EXERCISE BRIEF =>
Filter the entries that follow, copying every line in which the word "AlCl" appears.

WORKING DATA =>
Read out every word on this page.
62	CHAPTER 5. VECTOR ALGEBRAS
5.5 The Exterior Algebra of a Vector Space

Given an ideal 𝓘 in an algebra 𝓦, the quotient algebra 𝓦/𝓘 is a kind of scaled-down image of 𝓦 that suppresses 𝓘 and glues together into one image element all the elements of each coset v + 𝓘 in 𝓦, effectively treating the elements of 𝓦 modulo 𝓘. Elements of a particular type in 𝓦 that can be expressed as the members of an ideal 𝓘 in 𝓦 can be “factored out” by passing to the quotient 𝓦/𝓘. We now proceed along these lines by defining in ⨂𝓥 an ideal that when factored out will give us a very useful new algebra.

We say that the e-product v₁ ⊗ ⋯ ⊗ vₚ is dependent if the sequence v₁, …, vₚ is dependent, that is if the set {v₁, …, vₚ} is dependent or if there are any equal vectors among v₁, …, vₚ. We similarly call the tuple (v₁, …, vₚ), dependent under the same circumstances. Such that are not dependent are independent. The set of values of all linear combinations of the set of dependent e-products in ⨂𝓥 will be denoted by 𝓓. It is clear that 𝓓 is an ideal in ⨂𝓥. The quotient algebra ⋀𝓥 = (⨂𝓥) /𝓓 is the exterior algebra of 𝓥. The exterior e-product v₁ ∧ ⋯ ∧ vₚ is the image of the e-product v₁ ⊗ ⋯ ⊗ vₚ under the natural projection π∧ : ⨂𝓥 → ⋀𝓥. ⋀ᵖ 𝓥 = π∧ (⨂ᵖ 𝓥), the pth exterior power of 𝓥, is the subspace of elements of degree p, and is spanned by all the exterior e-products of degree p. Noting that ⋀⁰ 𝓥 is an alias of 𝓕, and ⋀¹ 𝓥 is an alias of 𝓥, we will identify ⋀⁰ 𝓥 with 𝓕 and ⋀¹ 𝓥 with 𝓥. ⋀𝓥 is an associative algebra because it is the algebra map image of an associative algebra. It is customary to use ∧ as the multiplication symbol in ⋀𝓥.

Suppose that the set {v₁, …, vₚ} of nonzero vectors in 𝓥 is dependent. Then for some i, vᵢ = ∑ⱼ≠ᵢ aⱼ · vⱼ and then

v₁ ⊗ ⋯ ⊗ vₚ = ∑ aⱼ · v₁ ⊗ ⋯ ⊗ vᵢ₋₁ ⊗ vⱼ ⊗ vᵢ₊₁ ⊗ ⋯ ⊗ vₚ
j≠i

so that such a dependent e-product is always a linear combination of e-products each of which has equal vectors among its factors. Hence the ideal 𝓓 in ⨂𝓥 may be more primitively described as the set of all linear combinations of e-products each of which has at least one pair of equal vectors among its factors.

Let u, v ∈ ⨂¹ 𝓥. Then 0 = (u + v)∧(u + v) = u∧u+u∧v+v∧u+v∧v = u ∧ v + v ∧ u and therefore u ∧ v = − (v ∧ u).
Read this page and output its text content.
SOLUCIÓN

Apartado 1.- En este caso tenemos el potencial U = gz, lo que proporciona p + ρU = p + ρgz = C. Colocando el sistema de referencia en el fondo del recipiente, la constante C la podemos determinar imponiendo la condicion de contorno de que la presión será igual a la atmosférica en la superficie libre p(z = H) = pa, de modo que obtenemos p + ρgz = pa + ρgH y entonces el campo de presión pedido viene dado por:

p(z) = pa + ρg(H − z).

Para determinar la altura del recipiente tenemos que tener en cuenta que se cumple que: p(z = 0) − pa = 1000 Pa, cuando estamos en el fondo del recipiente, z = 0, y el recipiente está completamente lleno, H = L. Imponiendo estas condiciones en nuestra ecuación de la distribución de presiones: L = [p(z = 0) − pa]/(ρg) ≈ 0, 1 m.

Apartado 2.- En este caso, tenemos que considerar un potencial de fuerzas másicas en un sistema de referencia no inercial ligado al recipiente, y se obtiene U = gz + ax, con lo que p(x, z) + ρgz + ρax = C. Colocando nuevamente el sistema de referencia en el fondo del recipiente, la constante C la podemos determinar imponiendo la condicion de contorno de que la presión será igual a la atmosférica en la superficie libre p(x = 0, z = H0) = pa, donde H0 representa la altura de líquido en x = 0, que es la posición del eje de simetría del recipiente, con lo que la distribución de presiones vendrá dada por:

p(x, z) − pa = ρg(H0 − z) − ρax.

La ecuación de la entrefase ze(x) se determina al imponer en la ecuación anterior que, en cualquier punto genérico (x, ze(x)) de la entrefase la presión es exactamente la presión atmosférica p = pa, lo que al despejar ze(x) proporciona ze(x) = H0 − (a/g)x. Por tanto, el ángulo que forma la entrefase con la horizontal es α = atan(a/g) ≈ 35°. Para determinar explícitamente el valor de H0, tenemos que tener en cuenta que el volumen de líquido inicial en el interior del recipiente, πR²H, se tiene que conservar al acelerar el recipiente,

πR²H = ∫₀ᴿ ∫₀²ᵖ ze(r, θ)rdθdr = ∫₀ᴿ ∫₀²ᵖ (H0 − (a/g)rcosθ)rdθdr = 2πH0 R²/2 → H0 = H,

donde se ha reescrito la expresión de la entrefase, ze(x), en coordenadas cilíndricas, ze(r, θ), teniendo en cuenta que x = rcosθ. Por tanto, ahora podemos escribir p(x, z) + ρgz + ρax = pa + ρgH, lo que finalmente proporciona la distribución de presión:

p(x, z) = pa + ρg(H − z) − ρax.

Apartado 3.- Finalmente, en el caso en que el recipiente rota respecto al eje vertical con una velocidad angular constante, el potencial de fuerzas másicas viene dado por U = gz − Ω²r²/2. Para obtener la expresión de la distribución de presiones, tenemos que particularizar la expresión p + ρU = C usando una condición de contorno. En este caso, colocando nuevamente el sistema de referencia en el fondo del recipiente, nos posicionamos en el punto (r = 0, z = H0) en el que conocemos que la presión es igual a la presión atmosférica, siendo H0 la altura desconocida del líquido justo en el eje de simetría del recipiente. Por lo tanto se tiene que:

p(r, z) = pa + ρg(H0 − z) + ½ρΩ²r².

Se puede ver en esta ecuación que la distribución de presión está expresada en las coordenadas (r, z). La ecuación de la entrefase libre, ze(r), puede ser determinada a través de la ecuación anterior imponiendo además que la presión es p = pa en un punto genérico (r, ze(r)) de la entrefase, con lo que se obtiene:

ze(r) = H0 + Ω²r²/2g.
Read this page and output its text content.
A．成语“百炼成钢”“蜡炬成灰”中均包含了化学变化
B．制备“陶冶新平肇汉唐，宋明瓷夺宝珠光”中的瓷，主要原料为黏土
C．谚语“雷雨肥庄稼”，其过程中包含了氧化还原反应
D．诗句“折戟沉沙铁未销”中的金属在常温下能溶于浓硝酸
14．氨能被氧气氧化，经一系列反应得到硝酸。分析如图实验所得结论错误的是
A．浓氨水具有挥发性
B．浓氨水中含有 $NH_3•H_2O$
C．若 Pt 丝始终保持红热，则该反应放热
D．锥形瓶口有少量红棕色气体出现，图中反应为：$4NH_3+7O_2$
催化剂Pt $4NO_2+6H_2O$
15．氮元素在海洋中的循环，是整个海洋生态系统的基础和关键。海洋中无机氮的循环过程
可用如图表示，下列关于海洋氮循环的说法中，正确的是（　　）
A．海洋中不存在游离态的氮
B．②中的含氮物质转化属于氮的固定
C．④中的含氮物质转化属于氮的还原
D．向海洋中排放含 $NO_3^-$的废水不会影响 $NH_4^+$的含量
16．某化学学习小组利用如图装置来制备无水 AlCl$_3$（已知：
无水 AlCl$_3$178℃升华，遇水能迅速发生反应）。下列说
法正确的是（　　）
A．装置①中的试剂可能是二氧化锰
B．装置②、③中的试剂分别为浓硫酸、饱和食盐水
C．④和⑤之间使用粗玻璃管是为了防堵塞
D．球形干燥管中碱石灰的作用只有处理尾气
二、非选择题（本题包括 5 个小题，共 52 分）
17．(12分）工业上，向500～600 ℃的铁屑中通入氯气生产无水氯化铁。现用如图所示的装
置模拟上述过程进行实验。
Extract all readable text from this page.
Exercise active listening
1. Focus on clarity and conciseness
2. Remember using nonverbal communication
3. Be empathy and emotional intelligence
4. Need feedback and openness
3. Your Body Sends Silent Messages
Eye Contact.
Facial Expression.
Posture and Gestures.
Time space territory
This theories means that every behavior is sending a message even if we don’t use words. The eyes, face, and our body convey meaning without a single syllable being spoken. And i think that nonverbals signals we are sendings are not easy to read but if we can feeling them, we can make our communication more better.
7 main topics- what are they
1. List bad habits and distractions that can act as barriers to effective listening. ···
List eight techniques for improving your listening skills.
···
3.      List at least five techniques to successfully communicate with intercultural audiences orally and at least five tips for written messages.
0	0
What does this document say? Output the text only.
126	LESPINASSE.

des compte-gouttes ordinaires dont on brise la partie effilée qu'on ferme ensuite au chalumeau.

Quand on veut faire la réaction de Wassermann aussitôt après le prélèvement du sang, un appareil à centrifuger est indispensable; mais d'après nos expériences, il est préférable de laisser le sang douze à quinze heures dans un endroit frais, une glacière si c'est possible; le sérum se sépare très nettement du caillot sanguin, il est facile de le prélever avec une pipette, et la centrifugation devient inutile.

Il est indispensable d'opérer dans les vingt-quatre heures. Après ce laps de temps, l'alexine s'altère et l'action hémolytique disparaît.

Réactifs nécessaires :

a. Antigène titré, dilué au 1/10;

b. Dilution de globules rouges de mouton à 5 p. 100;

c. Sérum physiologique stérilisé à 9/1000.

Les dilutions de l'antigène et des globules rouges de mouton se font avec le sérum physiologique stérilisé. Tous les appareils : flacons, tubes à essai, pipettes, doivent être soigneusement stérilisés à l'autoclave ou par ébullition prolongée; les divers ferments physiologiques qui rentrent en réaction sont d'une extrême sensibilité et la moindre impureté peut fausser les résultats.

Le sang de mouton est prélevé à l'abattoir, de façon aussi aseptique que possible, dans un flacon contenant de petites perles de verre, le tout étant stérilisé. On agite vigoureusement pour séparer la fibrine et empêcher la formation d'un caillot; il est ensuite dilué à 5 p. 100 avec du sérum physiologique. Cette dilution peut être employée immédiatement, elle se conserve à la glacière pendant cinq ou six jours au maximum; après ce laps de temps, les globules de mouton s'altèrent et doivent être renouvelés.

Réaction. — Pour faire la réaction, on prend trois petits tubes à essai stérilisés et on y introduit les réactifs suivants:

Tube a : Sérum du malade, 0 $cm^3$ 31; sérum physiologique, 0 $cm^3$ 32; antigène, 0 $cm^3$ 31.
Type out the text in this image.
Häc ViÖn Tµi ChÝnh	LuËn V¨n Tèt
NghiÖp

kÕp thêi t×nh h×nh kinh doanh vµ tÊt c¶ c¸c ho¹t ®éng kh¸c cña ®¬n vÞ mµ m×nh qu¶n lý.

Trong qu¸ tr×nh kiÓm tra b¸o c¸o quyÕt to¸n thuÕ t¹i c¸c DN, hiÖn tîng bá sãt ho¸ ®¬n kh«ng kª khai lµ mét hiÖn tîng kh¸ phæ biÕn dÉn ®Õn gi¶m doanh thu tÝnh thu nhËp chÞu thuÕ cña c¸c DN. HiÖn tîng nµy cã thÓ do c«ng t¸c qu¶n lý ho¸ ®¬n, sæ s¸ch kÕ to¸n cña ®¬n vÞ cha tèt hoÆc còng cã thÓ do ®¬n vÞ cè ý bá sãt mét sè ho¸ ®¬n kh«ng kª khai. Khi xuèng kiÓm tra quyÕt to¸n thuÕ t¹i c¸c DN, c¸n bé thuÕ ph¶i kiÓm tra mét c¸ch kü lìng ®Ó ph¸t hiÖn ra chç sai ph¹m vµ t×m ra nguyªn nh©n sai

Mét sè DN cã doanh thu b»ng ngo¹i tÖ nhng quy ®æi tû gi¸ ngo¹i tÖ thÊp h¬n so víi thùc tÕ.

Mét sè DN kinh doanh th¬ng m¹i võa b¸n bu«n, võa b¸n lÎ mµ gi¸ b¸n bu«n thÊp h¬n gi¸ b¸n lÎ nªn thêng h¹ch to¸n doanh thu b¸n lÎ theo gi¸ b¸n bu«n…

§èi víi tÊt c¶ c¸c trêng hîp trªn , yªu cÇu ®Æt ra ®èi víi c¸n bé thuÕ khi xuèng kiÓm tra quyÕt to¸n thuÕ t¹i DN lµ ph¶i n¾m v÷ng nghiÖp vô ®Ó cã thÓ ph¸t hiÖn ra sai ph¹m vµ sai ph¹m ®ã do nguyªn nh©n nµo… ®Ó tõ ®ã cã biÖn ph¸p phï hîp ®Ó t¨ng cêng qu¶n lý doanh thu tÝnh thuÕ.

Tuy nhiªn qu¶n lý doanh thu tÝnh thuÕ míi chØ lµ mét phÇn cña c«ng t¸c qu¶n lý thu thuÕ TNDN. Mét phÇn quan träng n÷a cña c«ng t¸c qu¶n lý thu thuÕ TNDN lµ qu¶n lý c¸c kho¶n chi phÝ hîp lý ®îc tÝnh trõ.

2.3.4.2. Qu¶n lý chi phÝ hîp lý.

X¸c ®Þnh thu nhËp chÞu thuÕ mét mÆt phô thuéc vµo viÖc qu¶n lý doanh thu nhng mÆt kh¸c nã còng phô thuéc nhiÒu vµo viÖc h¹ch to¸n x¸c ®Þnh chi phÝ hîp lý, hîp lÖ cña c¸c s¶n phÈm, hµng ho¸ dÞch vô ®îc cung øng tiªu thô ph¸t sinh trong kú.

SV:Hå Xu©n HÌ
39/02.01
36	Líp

RESPONSE TO THIS TASK =>
16．某化学学习小组利用如图装置来制备无水 AlCl$_3$（已知：
无水 AlCl$_3$178℃升华，遇水能迅速发生反应）。下列说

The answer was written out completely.